Saved entries:
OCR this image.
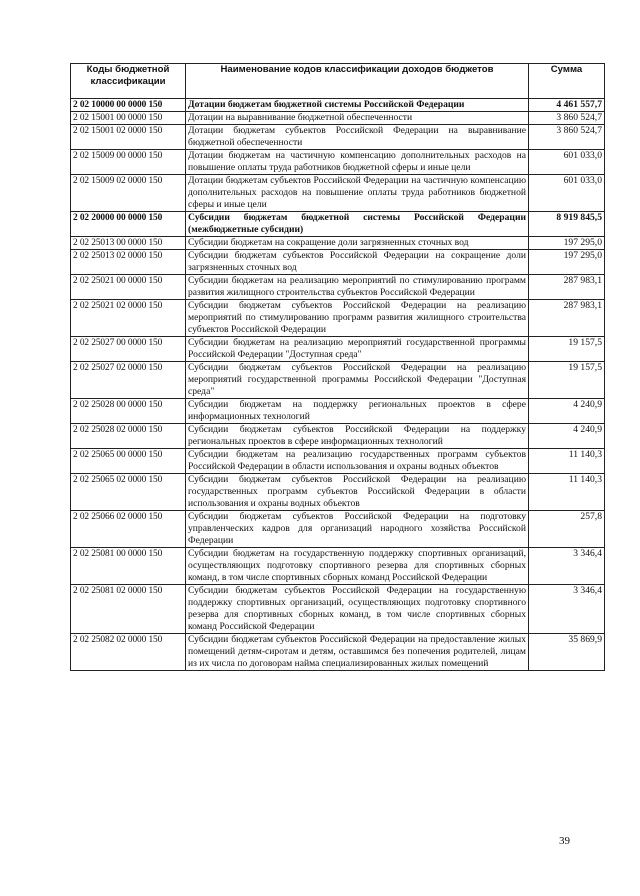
Коды бюджетной классификации	Наименование кодов классификации доходов бюджетов	Сумма
2 02 10000 00 0000 150	Дотации бюджетам бюджетной системы Российской Федерации	4 461 557,7
2 02 15001 00 0000 150	Дотации на выравнивание бюджетной обеспеченности	3 860 524,7
2 02 15001 02 0000 150	Дотации бюджетам субъектов Российской Федерации на выравнивание бюджетной обеспеченности	3 860 524,7
2 02 15009 00 0000 150	Дотации бюджетам на частичную компенсацию дополнительных расходов на повышение оплаты труда работников бюджетной сферы и иные цели	601 033,0
2 02 15009 02 0000 150	Дотации бюджетам субъектов Российской Федерации на частичную компенсацию дополнительных расходов на повышение оплаты труда работников бюджетной сферы и иные цели	601 033,0
2 02 20000 00 0000 150	Субсидии бюджетам бюджетной системы Российской Федерации (межбюджетные субсидии)	8 919 845,5
2 02 25013 00 0000 150	Субсидии бюджетам на сокращение доли загрязненных сточных вод	197 295,0
2 02 25013 02 0000 150	Субсидии бюджетам субъектов Российской Федерации на сокращение доли загрязненных сточных вод	197 295,0
2 02 25021 00 0000 150	Субсидии бюджетам на реализацию мероприятий по стимулированию программ развития жилищного строительства субъектов Российской Федерации	287 983,1
2 02 25021 02 0000 150	Субсидии бюджетам субъектов Российской Федерации на реализацию мероприятий по стимулированию программ развития жилищного строительства субъектов Российской Федерации	287 983,1
2 02 25027 00 0000 150	Субсидии бюджетам на реализацию мероприятий государственной программы Российской Федерации "Доступная среда"	19 157,5
2 02 25027 02 0000 150	Субсидии бюджетам субъектов Российской Федерации на реализацию мероприятий государственной программы Российской Федерации "Доступная среда"	19 157,5
2 02 25028 00 0000 150	Субсидии бюджетам на поддержку региональных проектов в сфере информационных технологий	4 240,9
2 02 25028 02 0000 150	Субсидии бюджетам субъектов Российской Федерации на поддержку региональных проектов в сфере информационных технологий	4 240,9
2 02 25065 00 0000 150	Субсидии бюджетам на реализацию государственных программ субъектов Российской Федерации в области использования и охраны водных объектов	11 140,3
2 02 25065 02 0000 150	Субсидии бюджетам субъектов Российской Федерации на реализацию государственных программ субъектов Российской Федерации в области использования и охраны водных объектов	11 140,3
2 02 25066 02 0000 150	Субсидии бюджетам субъектов Российской Федерации на подготовку управленческих кадров для организаций народного хозяйства Российской Федерации	257,8
2 02 25081 00 0000 150	Субсидии бюджетам на государственную поддержку спортивных организаций, осуществляющих подготовку спортивного резерва для спортивных сборных команд, в том числе спортивных сборных команд Российской Федерации	3 346,4
2 02 25081 02 0000 150	Субсидии бюджетам субъектов Российской Федерации на государственную поддержку спортивных организаций, осуществляющих подготовку спортивного резерва для спортивных сборных команд, в том числе спортивных сборных команд Российской Федерации	3 346,4
2 02 25082 02 0000 150	Субсидии бюджетам субъектов Российской Федерации на предоставление жилых помещений детям-сиротам и детям, оставшимся без попечения родителей, лицам из их числа по договорам найма специализированных жилых помещений	35 869,9
39
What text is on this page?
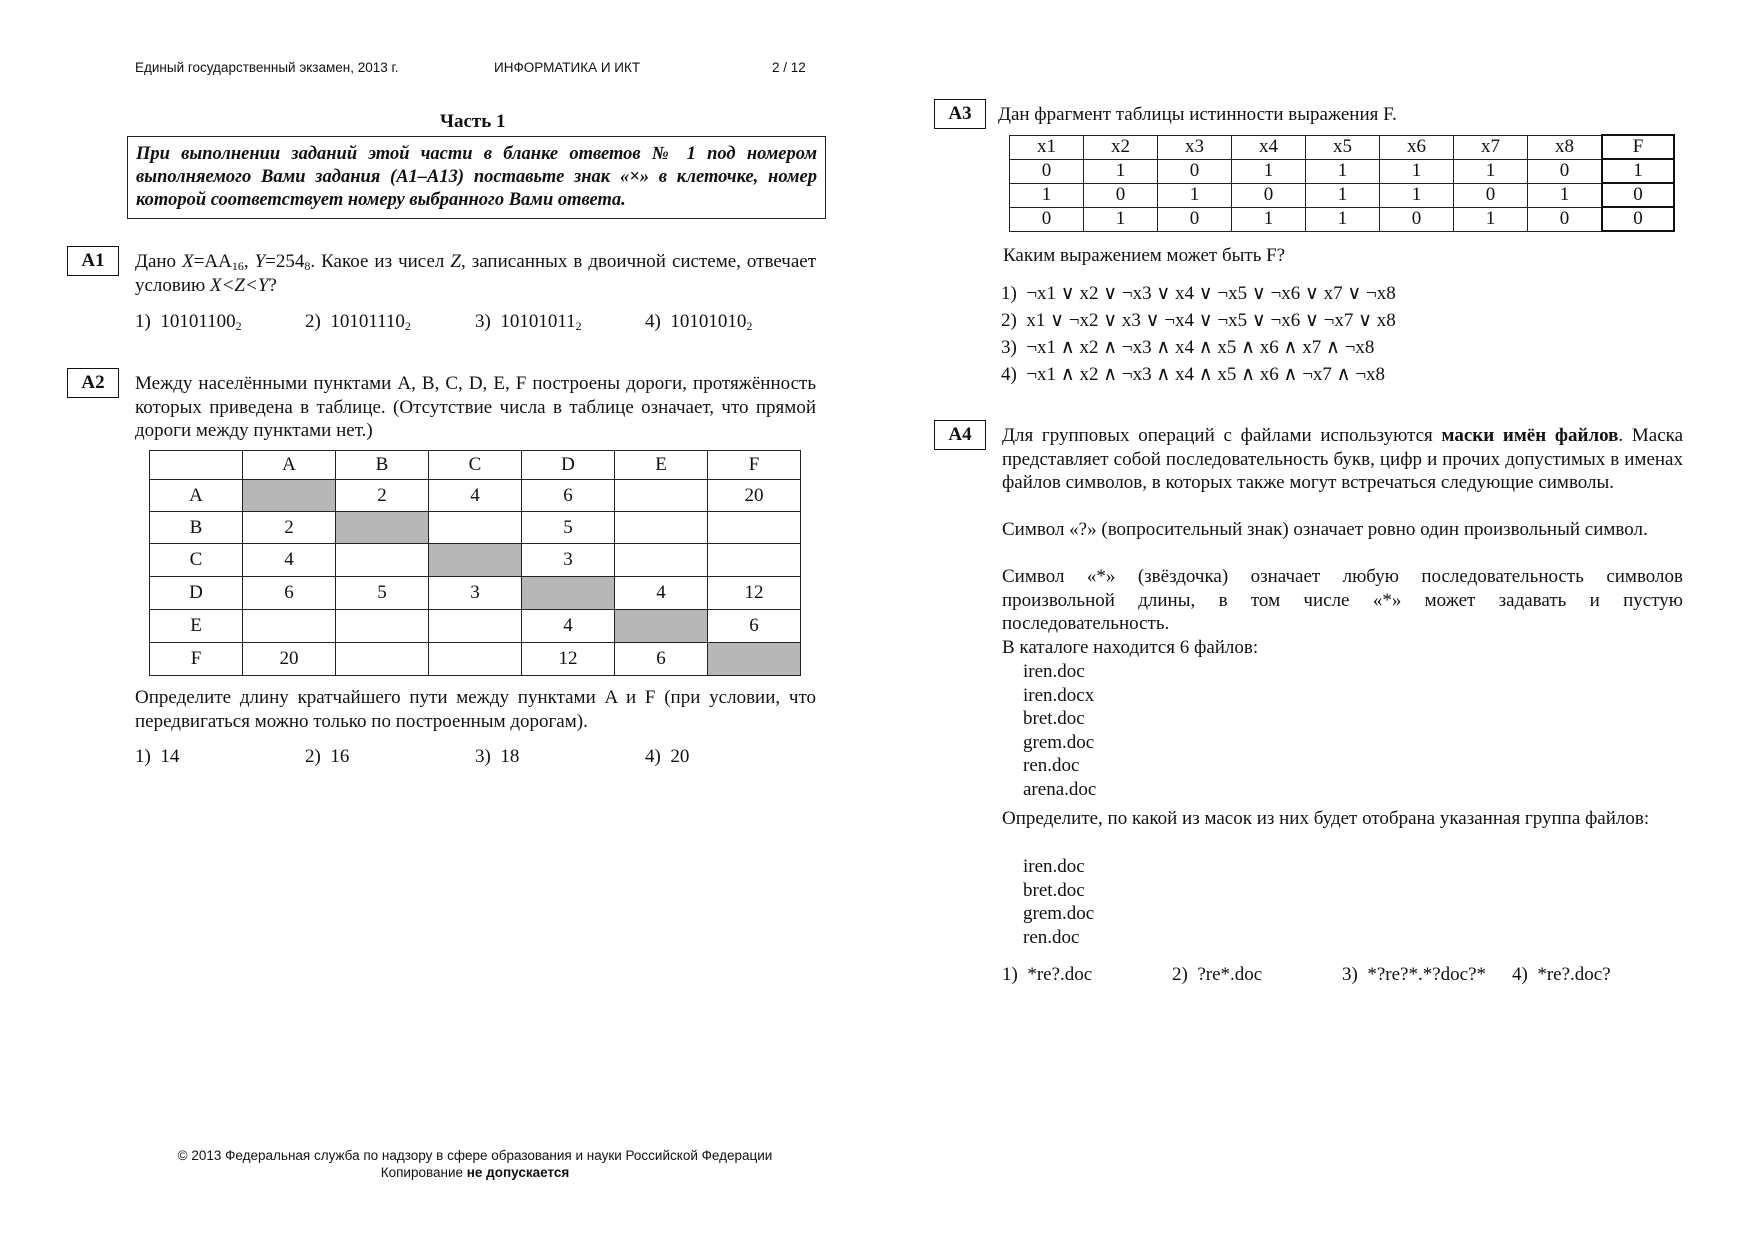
Единый государственный экзамен, 2013 г.	ИНФОРМАТИКА И ИКТ	2 / 12
Часть 1
При выполнении заданий этой части в бланке ответов № 1 под номером выполняемого Вами задания (A1–A13) поставьте знак «×» в клеточке, номер которой соответствует номеру выбранного Вами ответа.
A1	Дано $X=AA_{16}$, $Y=254_8$. Какое из чисел Z, записанных в двоичной системе, отвечает условию X<Z<Y?
1) $10101100_2$	2) $10101110_2$	3) $10101011_2$	4) $10101010_2$
A2	Между населёнными пунктами A, B, C, D, E, F построены дороги, протяжённость которых приведена в таблице. (Отсутствие числа в таблице означает, что прямой дороги между пунктами нет.)
	A	B	C	D	E	F
A		2	4	6		20
B	2			5		
C	4			3		
D	6	5	3		4	12
E				4		6
F	20			12	6	
Определите длину кратчайшего пути между пунктами A и F (при условии, что передвигаться можно только по построенным дорогам).
1) 14	2) 16	3) 18	4) 20
A3	Дан фрагмент таблицы истинности выражения F.
x1	x2	x3	x4	x5	x6	x7	x8	F
0	1	0	1	1	1	1	0	1
1	0	1	0	1	1	0	1	0
0	1	0	1	1	0	1	0	0
Каким выражением может быть F?
1) ¬x1 ∨ x2 ∨ ¬x3 ∨ x4 ∨ ¬x5 ∨ ¬x6 ∨ x7 ∨ ¬x8
2) x1 ∨ ¬x2 ∨ x3 ∨ ¬x4 ∨ ¬x5 ∨ ¬x6 ∨ ¬x7 ∨ x8
3) ¬x1 ∧ x2 ∧ ¬x3 ∧ x4 ∧ x5 ∧ x6 ∧ x7 ∧ ¬x8
4) ¬x1 ∧ x2 ∧ ¬x3 ∧ x4 ∧ x5 ∧ x6 ∧ ¬x7 ∧ ¬x8
A4	Для групповых операций с файлами используются маски имён файлов. Маска представляет собой последовательность букв, цифр и прочих допустимых в именах файлов символов, в которых также могут встречаться следующие символы.
Символ «?» (вопросительный знак) означает ровно один произвольный символ.
Символ «*» (звёздочка) означает любую последовательность символов произвольной длины, в том числе «*» может задавать и пустую последовательность.
В каталоге находится 6 файлов:
iren.doc
iren.docx
bret.doc
grem.doc
ren.doc
arena.doc
Определите, по какой из масок из них будет отобрана указанная группа файлов:
iren.doc
bret.doc
grem.doc
ren.doc
1) *re?.doc	2) ?re*.doc	3) *?re?*.*?doc?*	4) *re?.doc?
© 2013 Федеральная служба по надзору в сфере образования и науки Российской Федерации
Копирование не допускается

#### [Challenge]
Out of the material above, gather each line where "команд" appears.

#### [In response]
2 02 25081 00 0000 150	Субсидии бюджетам на государственную поддержку спортивных организаций, осуществляющих подготовку спортивного резерва для спортивных сборных команд, в том числе спортивных сборных команд Российской Федерации	3 346,4
2 02 25081 02 0000 150	Субсидии бюджетам субъектов Российской Федерации на государственную поддержку спортивных организаций, осуществляющих подготовку спортивного резерва для спортивных сборных команд, в том числе спортивных сборных команд Российской Федерации	3 346,4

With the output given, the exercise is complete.